## What is expected
Transcribe all the entries word for word, omitting any pictures they contain.

========

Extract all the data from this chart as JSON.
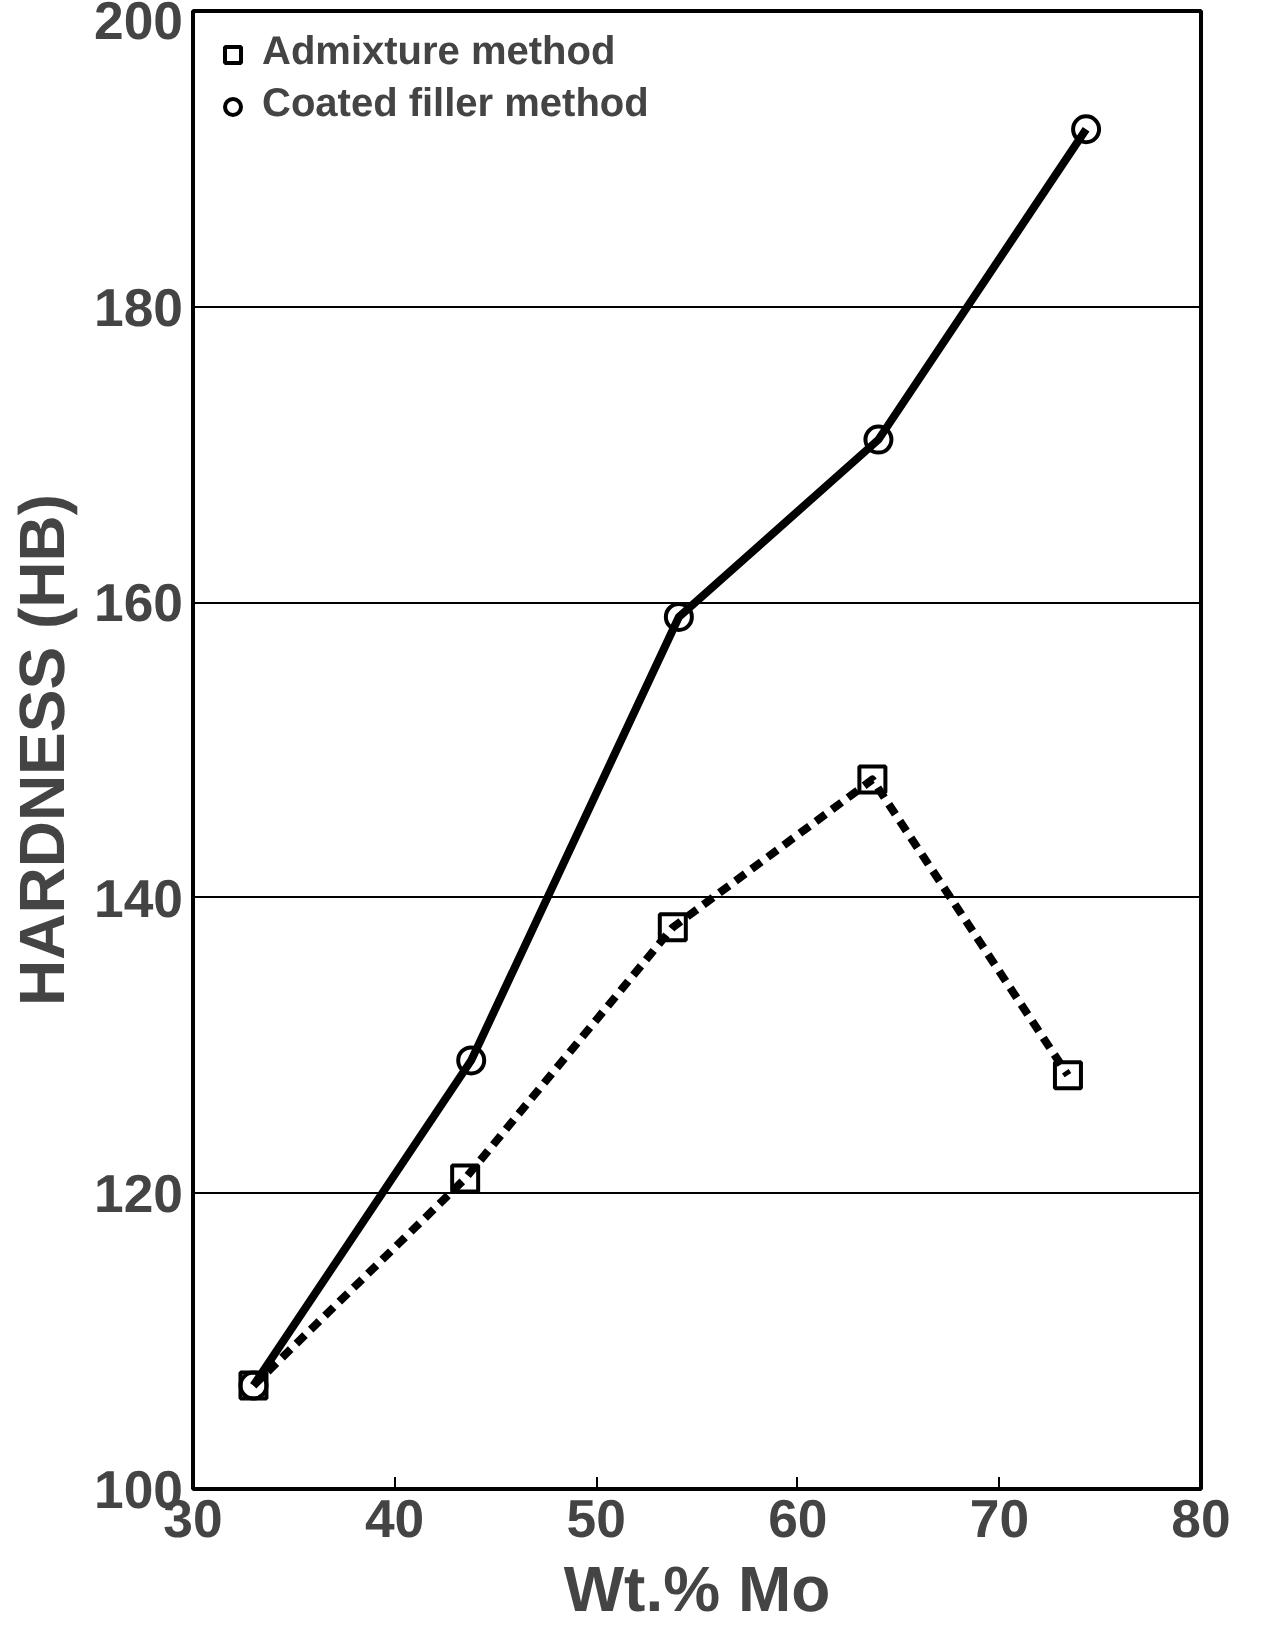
{
  "chart_data": {
    "type": "line",
    "xlabel": "Wt.% Mo",
    "ylabel": "HARDNESS (HB)",
    "xlim": [
      30,
      80
    ],
    "ylim": [
      100,
      200
    ],
    "xticks": [
      30,
      40,
      50,
      60,
      70,
      80
    ],
    "yticks": [
      100,
      120,
      140,
      160,
      180,
      200
    ],
    "grid": "y",
    "legend": "top left",
    "series": [
      {
        "name": "Admixture method",
        "color": "#000000",
        "marker": "square",
        "line_style": "dashed",
        "x": [
          33,
          43.5,
          53.8,
          63.7,
          73.4
        ],
        "values": [
          107,
          121,
          138,
          148,
          128
        ]
      },
      {
        "name": "Coated filler method",
        "color": "#000000",
        "marker": "circle",
        "line_style": "solid",
        "x": [
          33,
          43.8,
          54.1,
          64,
          74.3
        ],
        "values": [
          107,
          129,
          159,
          171,
          192
        ]
      }
    ]
  }
}
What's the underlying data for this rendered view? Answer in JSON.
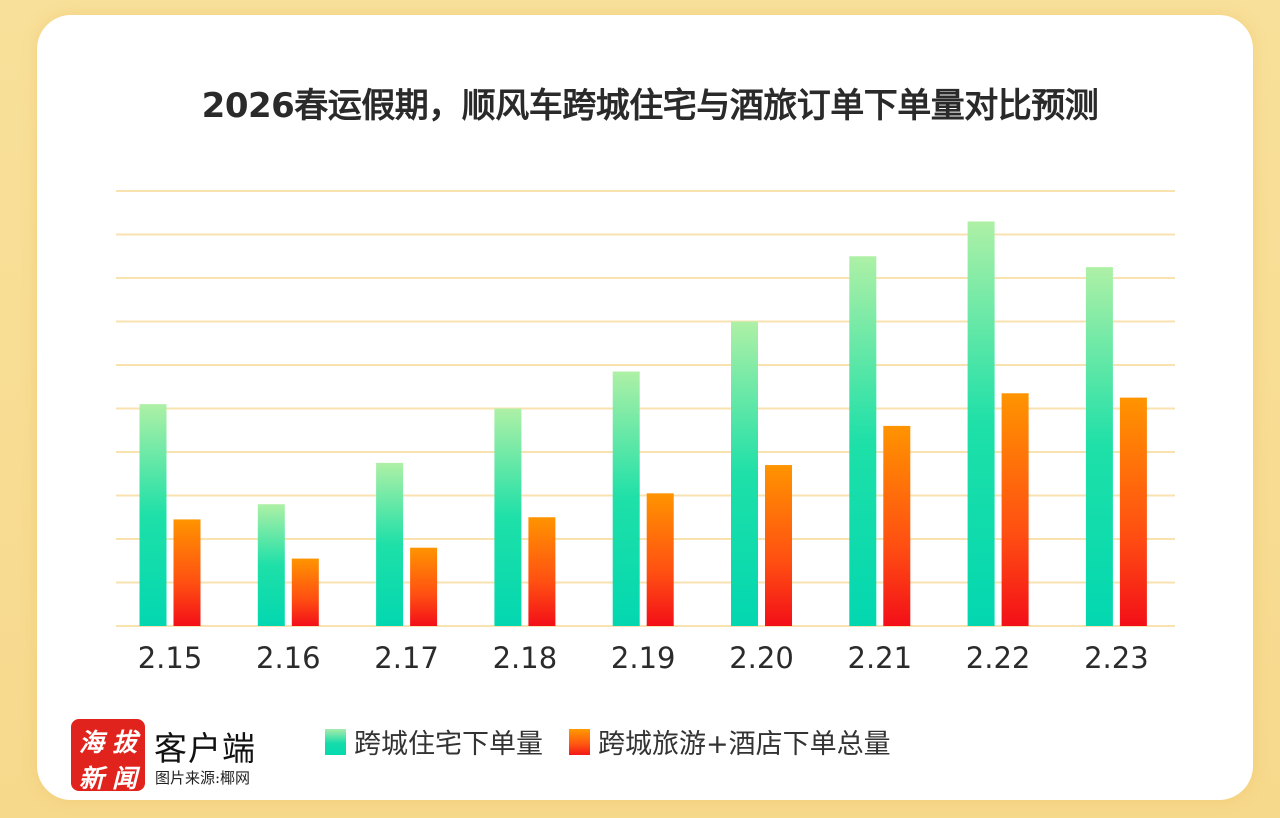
{
  "title": "2026春运假期，顺风车跨城住宅与酒旅订单下单量对比预测",
  "branding": {
    "logo_chars": [
      "海",
      "拔",
      "新",
      "闻"
    ],
    "app_label": "客户端",
    "source": "图片来源:椰网"
  },
  "colors": {
    "background": "#f7dc8f",
    "grid": "#f8e3b0",
    "residential_top": "#a8ecaa",
    "residential_bottom": "#05d9b0",
    "travel_top": "#ff9a00",
    "travel_bottom": "#f41818",
    "logo_red": "#e0231c"
  },
  "chart_data": {
    "type": "bar",
    "title": "2026春运假期，顺风车跨城住宅与酒旅订单下单量对比预测",
    "xlabel": "",
    "ylabel": "",
    "y_unit": "gridline units (no y-axis labels shown)",
    "ylim": [
      0,
      10
    ],
    "grid": true,
    "legend_position": "bottom",
    "categories": [
      "2.15",
      "2.16",
      "2.17",
      "2.18",
      "2.19",
      "2.20",
      "2.21",
      "2.22",
      "2.23"
    ],
    "series": [
      {
        "name": "跨城住宅下单量",
        "values": [
          5.1,
          2.8,
          3.75,
          5.0,
          5.85,
          7.0,
          8.5,
          9.3,
          8.25
        ]
      },
      {
        "name": "跨城旅游+酒店下单总量",
        "values": [
          2.45,
          1.55,
          1.8,
          2.5,
          3.05,
          3.7,
          4.6,
          5.35,
          5.25
        ]
      }
    ]
  }
}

========

## Solution to the exercise
Extract all the data from this chart as JSON.
{
  "chart_data": {
    "type": "line",
    "xlabel": "Wt.% Mo",
    "ylabel": "HARDNESS (HB)",
    "xlim": [
      30,
      80
    ],
    "ylim": [
      100,
      200
    ],
    "xticks": [
      30,
      40,
      50,
      60,
      70,
      80
    ],
    "yticks": [
      100,
      120,
      140,
      160,
      180,
      200
    ],
    "grid": "y",
    "legend": "top left",
    "series": [
      {
        "name": "Admixture method",
        "color": "#000000",
        "marker": "square",
        "line_style": "dashed",
        "x": [
          33,
          43.5,
          53.8,
          63.7,
          73.4
        ],
        "values": [
          107,
          121,
          138,
          148,
          128
        ]
      },
      {
        "name": "Coated filler method",
        "color": "#000000",
        "marker": "circle",
        "line_style": "solid",
        "x": [
          33,
          43.8,
          54.1,
          64,
          74.3
        ],
        "values": [
          107,
          129,
          159,
          171,
          192
        ]
      }
    ]
  }
}
What's the underlying data for this rendered view? Answer in JSON.
{
  "title": "2026春运假期，顺风车跨城住宅与酒旅订单下单量对比预测",
  "branding": {
    "logo_chars": [
      "海",
      "拔",
      "新",
      "闻"
    ],
    "app_label": "客户端",
    "source": "图片来源:椰网"
  },
  "colors": {
    "background": "#f7dc8f",
    "grid": "#f8e3b0",
    "residential_top": "#a8ecaa",
    "residential_bottom": "#05d9b0",
    "travel_top": "#ff9a00",
    "travel_bottom": "#f41818",
    "logo_red": "#e0231c"
  },
  "chart_data": {
    "type": "bar",
    "title": "2026春运假期，顺风车跨城住宅与酒旅订单下单量对比预测",
    "xlabel": "",
    "ylabel": "",
    "y_unit": "gridline units (no y-axis labels shown)",
    "ylim": [
      0,
      10
    ],
    "grid": true,
    "legend_position": "bottom",
    "categories": [
      "2.15",
      "2.16",
      "2.17",
      "2.18",
      "2.19",
      "2.20",
      "2.21",
      "2.22",
      "2.23"
    ],
    "series": [
      {
        "name": "跨城住宅下单量",
        "values": [
          5.1,
          2.8,
          3.75,
          5.0,
          5.85,
          7.0,
          8.5,
          9.3,
          8.25
        ]
      },
      {
        "name": "跨城旅游+酒店下单总量",
        "values": [
          2.45,
          1.55,
          1.8,
          2.5,
          3.05,
          3.7,
          4.6,
          5.35,
          5.25
        ]
      }
    ]
  }
}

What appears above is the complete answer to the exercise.